*Information provided*
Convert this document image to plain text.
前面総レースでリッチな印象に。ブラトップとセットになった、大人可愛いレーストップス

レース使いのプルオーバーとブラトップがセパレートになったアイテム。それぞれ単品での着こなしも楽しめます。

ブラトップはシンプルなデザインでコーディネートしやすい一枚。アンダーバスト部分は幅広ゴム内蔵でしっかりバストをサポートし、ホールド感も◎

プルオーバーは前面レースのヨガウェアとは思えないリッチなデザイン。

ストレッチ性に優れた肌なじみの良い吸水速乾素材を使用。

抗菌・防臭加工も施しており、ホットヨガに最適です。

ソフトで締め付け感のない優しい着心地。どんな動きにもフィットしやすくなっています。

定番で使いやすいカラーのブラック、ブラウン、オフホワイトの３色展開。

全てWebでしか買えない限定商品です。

*Task instructions*
Exactly reproduce every record.

*Output of the task*
Convert this document image to plain text.
前面総レースでリッチな印象に。ブラトップとセットになった、大人可愛いレーストップス

レース使いのプルオーバーとブラトップがセパレートになったアイテム。それぞれ単品での着こなしも楽しめます。

ブラトップはシンプルなデザインでコーディネートしやすい一枚。アンダーバスト部分は幅広ゴム内蔵でしっかりバストをサポートし、ホールド感も◎

プルオーバーは前面レースのヨガウェアとは思えないリッチなデザイン。

ストレッチ性に優れた肌なじみの良い吸水速乾素材を使用。

抗菌・防臭加工も施しており、ホットヨガに最適です。

ソフトで締め付け感のない優しい着心地。どんな動きにもフィットしやすくなっています。

定番で使いやすいカラーのブラック、ブラウン、オフホワイトの３色展開。

全てWebでしか買えない限定商品です。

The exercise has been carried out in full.